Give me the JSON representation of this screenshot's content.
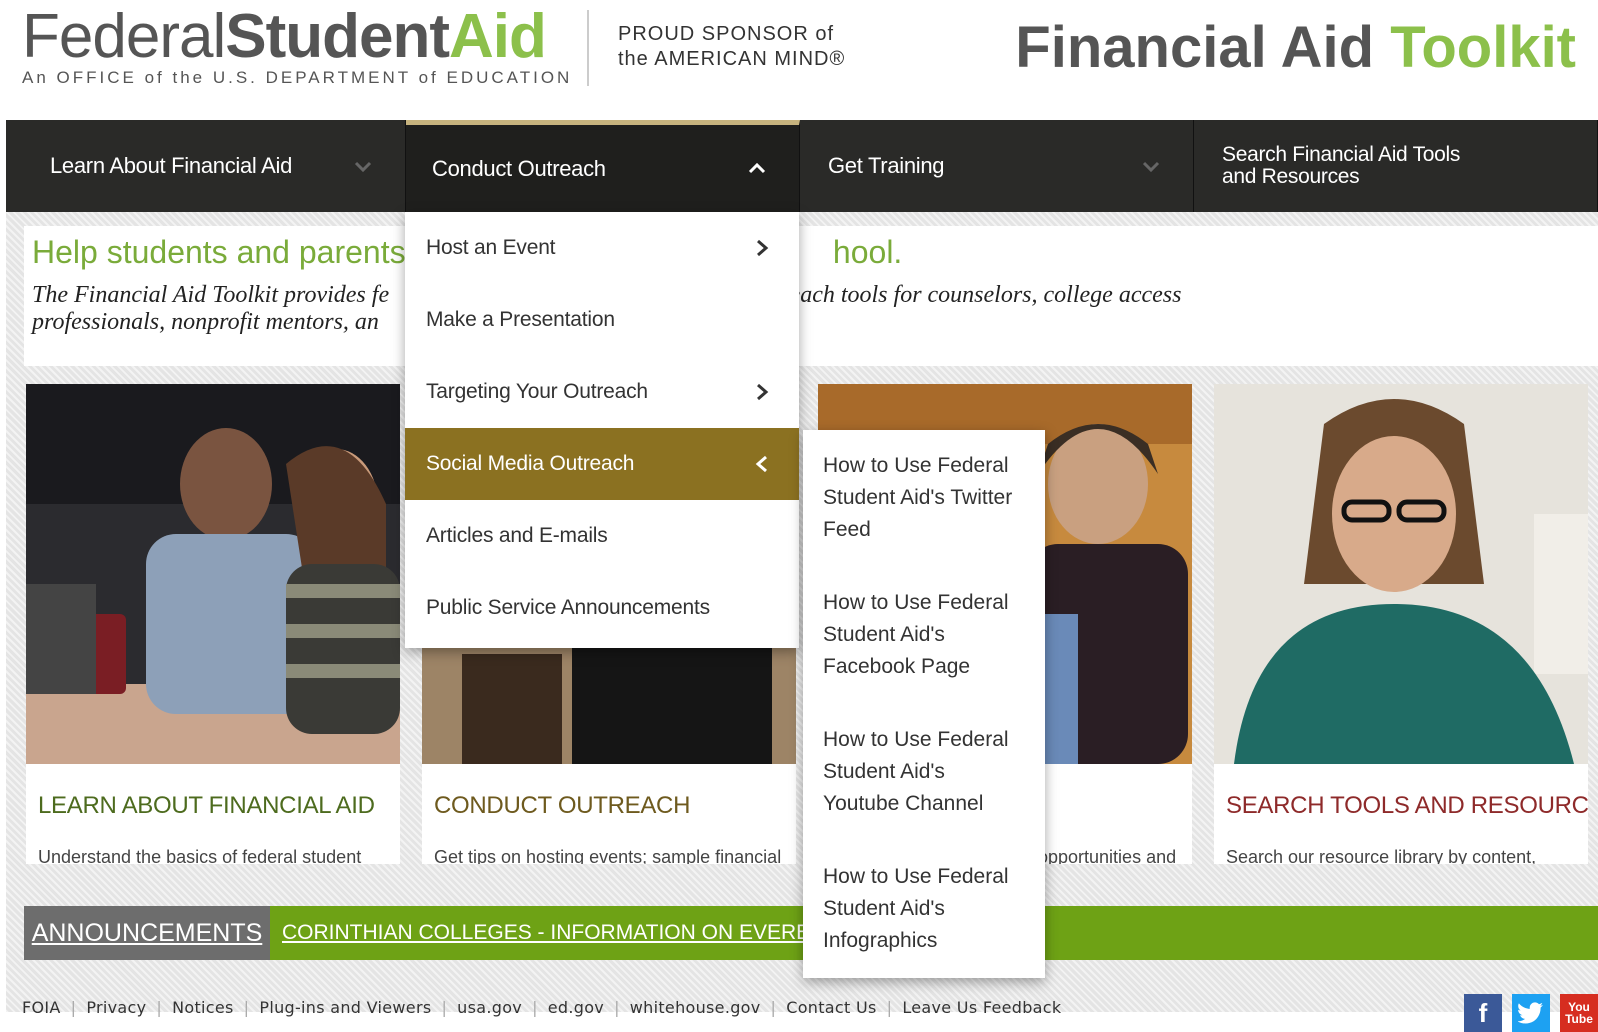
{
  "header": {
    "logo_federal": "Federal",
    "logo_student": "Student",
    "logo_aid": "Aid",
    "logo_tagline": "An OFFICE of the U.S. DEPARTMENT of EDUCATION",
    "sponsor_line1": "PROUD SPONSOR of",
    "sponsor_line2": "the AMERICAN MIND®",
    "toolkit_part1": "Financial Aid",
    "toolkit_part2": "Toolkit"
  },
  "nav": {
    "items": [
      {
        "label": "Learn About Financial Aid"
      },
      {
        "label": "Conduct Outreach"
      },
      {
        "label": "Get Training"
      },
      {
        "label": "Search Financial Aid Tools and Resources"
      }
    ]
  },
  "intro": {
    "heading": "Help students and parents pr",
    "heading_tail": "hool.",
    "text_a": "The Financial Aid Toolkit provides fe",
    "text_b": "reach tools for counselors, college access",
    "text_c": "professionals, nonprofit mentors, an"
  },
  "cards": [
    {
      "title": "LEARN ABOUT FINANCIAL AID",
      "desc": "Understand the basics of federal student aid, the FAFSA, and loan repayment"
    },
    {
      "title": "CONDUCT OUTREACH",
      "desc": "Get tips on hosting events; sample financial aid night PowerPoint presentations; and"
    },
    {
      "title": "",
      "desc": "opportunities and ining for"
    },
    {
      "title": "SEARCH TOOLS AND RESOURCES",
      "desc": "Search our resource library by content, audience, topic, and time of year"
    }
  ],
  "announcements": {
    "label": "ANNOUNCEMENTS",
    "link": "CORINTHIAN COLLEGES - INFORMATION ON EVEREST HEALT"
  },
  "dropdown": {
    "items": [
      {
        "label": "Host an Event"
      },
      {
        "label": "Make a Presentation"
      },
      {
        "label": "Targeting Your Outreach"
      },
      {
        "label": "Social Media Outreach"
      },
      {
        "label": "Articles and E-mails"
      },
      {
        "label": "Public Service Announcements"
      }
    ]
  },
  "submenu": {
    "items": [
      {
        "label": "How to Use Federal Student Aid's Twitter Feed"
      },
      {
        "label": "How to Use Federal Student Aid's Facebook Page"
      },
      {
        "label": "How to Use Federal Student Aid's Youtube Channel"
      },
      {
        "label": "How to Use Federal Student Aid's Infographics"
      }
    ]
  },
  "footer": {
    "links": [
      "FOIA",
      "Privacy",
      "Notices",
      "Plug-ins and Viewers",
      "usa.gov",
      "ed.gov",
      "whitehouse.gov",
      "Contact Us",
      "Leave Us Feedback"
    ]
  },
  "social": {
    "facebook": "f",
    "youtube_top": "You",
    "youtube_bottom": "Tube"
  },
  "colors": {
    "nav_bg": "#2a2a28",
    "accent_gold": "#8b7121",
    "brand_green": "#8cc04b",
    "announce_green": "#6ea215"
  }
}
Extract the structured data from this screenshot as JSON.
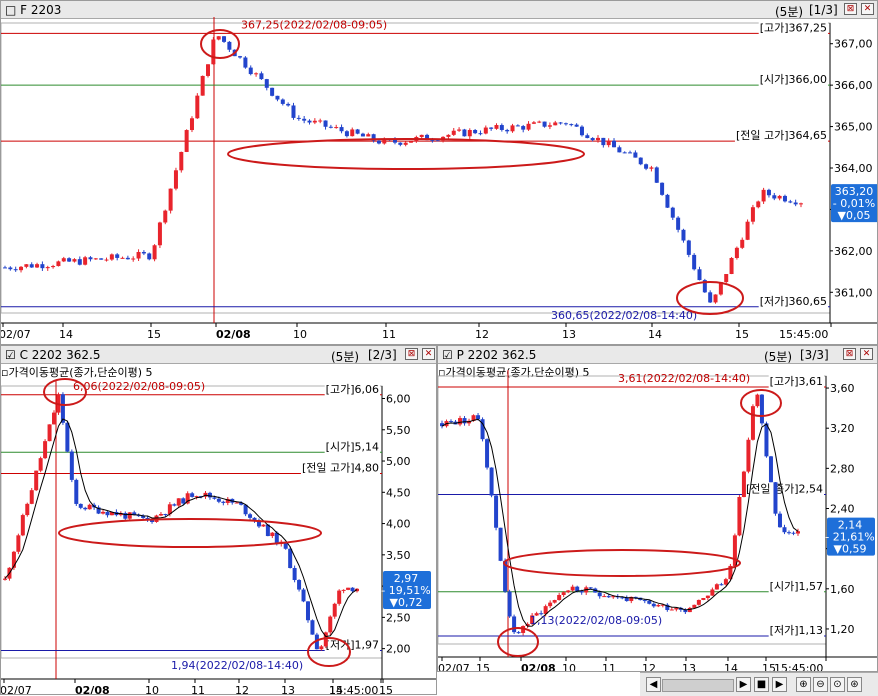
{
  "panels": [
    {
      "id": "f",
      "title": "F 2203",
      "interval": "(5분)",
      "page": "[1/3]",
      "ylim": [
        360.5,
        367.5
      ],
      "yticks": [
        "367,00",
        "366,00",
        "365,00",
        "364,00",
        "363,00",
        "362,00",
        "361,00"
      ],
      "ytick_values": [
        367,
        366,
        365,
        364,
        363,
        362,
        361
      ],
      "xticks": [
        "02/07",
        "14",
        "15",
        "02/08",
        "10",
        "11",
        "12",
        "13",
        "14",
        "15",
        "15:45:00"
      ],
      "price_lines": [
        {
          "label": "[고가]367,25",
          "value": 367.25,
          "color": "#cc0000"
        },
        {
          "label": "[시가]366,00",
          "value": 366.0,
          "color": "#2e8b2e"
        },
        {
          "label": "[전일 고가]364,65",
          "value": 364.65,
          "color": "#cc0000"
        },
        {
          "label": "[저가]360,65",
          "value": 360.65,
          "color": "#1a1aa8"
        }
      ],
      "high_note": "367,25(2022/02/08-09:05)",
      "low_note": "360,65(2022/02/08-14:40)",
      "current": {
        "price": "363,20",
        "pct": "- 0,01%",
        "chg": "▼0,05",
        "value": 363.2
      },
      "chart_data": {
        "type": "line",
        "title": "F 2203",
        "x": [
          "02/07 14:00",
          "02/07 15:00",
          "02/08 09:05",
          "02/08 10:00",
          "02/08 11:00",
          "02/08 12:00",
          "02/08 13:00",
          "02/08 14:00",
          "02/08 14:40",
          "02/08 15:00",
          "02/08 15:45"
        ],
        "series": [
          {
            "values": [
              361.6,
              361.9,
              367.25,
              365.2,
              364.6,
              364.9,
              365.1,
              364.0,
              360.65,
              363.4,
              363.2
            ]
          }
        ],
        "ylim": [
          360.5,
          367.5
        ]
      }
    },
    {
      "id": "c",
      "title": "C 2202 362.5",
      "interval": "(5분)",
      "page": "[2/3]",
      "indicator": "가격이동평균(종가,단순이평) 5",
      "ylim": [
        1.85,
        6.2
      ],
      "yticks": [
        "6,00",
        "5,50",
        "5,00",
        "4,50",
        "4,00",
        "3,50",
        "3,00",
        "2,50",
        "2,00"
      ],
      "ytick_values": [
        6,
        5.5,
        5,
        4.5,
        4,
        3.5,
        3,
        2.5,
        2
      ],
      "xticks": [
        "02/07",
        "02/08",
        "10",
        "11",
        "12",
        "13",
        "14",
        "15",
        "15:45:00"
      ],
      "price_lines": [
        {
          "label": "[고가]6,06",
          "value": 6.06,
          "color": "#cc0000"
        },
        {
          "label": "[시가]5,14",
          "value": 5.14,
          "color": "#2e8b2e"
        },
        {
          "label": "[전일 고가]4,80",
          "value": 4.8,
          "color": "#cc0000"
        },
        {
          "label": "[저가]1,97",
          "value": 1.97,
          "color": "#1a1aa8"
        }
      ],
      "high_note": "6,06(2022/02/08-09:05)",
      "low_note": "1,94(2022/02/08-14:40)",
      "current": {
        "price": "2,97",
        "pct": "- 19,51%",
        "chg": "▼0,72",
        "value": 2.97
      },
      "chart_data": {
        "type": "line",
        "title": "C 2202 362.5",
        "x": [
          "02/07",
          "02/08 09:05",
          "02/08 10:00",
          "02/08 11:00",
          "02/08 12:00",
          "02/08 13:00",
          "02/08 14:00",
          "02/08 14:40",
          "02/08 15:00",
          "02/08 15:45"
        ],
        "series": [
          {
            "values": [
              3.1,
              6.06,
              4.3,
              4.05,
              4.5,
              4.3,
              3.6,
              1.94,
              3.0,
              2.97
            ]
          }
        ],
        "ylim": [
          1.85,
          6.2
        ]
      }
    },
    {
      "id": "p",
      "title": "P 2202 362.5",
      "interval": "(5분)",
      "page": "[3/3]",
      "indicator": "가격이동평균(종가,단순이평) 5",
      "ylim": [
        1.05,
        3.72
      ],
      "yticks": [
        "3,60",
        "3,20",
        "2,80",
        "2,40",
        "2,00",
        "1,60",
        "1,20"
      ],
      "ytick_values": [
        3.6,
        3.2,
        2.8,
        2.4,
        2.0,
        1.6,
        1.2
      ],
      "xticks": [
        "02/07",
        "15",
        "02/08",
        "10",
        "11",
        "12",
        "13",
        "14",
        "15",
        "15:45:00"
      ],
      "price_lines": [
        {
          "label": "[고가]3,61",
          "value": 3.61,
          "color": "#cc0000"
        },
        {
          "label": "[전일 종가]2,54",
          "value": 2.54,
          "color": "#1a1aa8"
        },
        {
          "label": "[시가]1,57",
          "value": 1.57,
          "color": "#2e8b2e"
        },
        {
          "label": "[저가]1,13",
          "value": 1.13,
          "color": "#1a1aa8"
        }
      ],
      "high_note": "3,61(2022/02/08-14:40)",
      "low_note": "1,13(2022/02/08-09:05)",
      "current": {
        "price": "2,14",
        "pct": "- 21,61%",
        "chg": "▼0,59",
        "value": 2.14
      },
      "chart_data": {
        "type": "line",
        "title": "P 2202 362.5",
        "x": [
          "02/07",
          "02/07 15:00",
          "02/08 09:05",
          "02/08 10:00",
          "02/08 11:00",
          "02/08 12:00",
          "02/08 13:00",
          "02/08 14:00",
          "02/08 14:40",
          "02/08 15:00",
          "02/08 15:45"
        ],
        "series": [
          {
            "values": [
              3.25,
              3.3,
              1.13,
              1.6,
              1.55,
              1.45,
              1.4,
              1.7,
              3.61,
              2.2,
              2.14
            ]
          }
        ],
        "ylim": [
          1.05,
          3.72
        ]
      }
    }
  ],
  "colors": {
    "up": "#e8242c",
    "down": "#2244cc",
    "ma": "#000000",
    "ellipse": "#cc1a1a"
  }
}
******************************
* Task objective
Give the number of lines in the entries above that include the string "JSON". No other output is expected.

* Problem solution
2